# Start of Entries shown

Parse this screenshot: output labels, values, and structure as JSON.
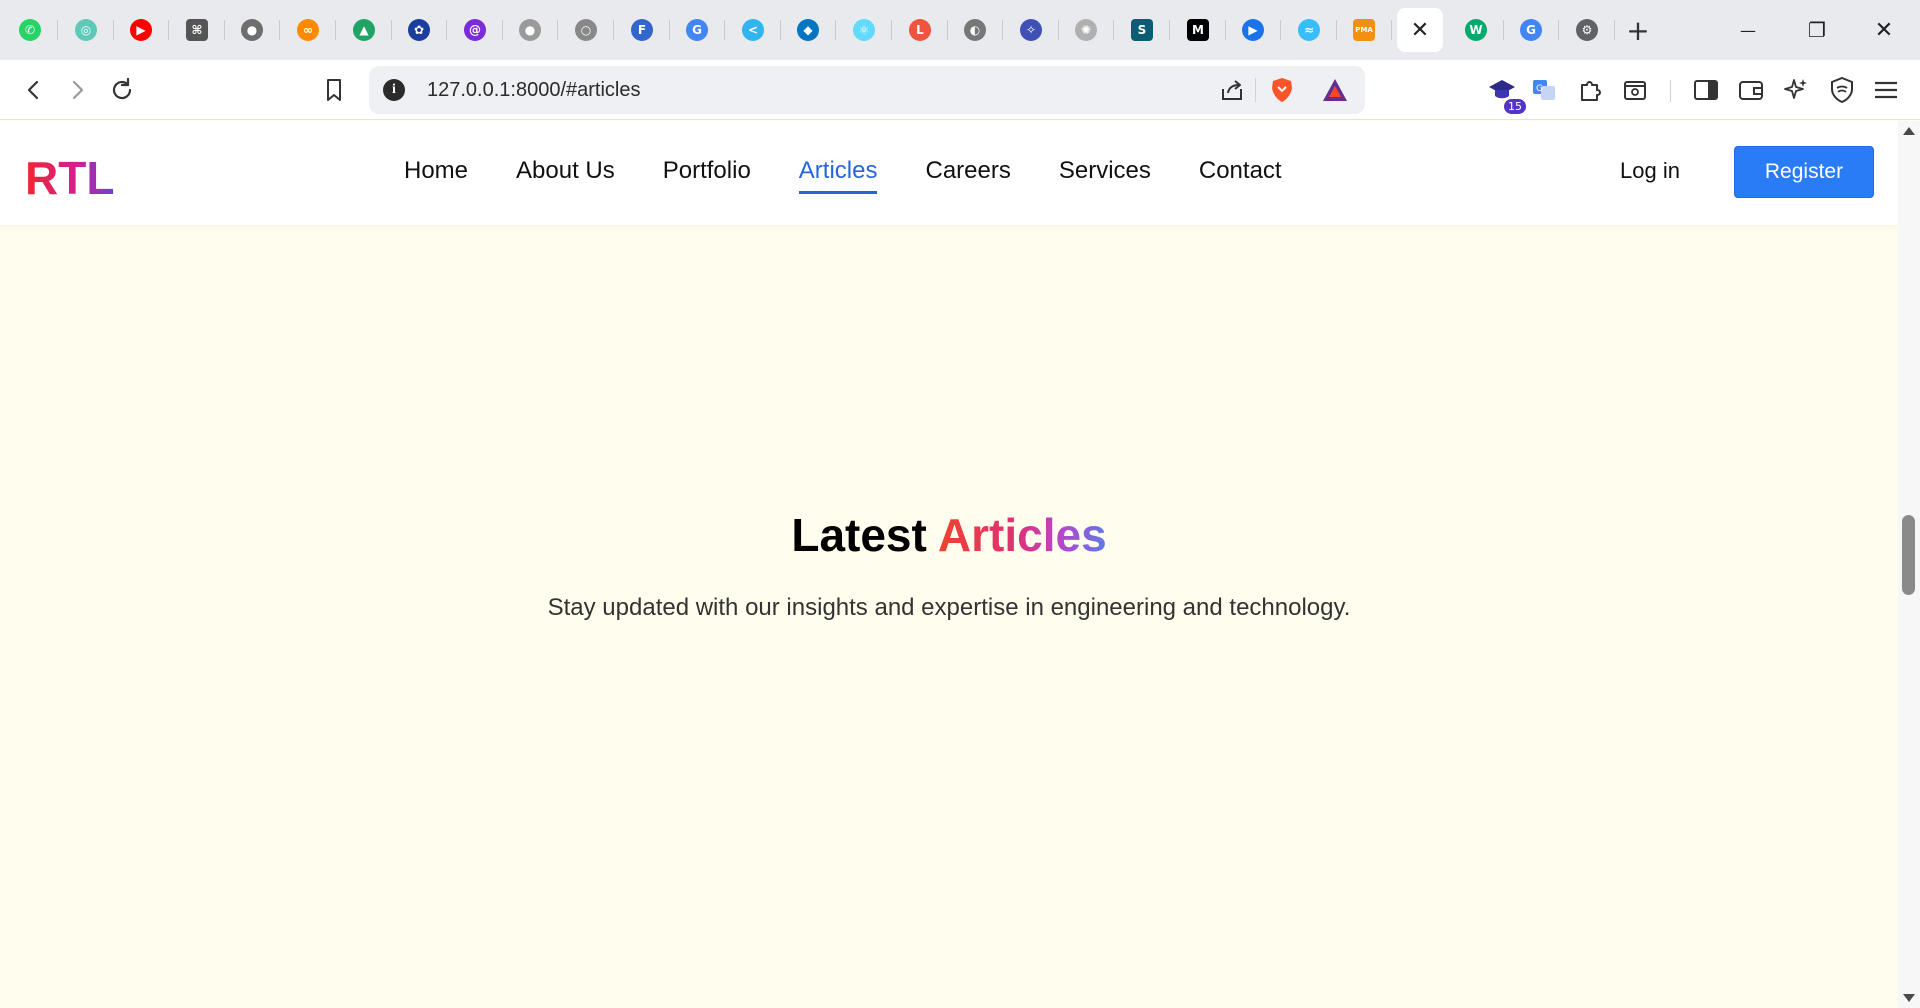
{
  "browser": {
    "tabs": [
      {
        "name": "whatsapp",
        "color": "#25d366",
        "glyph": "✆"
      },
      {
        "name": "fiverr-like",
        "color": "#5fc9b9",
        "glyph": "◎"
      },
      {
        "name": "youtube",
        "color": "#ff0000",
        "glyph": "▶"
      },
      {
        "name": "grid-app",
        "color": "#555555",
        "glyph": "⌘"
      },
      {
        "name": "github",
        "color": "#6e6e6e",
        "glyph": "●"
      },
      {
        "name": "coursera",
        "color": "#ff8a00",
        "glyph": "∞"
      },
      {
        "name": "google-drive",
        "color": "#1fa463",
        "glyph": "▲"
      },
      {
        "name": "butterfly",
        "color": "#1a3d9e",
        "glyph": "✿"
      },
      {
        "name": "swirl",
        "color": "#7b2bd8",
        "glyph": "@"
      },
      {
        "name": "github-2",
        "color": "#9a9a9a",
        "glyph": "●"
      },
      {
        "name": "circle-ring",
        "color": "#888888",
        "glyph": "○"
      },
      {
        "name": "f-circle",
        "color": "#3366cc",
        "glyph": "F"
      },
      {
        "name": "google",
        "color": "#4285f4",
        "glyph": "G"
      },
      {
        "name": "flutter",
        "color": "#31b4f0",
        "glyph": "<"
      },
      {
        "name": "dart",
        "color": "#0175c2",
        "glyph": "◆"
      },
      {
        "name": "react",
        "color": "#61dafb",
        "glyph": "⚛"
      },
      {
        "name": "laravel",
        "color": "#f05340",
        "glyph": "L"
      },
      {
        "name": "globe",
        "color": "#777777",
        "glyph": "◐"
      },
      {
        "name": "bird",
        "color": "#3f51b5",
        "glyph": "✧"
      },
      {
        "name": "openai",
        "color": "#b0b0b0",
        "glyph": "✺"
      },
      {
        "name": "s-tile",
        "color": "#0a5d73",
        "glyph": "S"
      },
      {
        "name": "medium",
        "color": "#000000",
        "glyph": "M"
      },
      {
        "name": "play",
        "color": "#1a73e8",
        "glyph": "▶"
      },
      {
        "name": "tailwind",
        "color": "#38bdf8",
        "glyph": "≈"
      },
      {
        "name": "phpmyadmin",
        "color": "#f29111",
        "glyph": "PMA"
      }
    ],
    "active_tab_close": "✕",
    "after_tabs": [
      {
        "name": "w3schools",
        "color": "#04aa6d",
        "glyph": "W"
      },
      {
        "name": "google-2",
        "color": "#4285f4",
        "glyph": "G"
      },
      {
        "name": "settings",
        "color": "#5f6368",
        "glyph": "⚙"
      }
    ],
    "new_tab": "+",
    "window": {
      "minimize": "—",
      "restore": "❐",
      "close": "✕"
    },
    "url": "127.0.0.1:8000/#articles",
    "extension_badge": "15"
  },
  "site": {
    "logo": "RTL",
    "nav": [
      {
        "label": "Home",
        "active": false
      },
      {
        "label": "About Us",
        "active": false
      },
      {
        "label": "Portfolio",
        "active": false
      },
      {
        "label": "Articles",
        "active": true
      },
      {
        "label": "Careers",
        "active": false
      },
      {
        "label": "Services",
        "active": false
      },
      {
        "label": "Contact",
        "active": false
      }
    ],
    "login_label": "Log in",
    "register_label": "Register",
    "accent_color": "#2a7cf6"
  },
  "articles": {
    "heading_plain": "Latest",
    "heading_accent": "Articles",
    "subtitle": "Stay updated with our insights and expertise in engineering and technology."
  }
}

# End of Entries shown
# Start of Entries shown

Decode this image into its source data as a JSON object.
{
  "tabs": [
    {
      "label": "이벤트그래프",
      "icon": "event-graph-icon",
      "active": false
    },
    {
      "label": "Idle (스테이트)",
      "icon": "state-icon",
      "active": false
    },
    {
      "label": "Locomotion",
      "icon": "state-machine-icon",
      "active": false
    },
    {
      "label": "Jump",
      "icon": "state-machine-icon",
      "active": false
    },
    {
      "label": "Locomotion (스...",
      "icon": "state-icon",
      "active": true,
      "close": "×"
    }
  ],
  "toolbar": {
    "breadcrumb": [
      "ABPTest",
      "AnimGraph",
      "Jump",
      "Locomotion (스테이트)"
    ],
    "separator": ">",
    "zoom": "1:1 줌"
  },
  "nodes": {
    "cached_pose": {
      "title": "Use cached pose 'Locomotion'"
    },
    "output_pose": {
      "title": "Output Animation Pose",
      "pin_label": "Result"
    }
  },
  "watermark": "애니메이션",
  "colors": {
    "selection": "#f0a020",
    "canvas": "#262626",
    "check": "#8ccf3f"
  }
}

# End of Entries shown
# Start of Entries shown

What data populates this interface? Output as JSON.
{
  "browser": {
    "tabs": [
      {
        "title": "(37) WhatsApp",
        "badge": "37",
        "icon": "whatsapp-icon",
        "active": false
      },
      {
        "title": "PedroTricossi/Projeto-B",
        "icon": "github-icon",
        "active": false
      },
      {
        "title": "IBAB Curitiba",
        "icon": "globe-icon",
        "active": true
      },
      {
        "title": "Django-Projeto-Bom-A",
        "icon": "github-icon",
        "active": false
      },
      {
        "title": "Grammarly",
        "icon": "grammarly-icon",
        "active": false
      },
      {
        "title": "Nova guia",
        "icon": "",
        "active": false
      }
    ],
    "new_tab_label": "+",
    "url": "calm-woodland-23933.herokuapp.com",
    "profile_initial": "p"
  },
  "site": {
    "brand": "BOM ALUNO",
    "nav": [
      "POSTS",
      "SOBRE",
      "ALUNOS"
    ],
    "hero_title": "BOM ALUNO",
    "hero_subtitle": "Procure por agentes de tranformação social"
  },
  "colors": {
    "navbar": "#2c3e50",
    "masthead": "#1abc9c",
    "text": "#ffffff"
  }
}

# End of Entries shown

### [What needs to be done]
Return all lines containing the word "Locomotion".

### [Task answer]
      "label": "Locomotion",
      "label": "Locomotion (스...",
      "Locomotion (스테이트)"
      "title": "Use cached pose 'Locomotion'"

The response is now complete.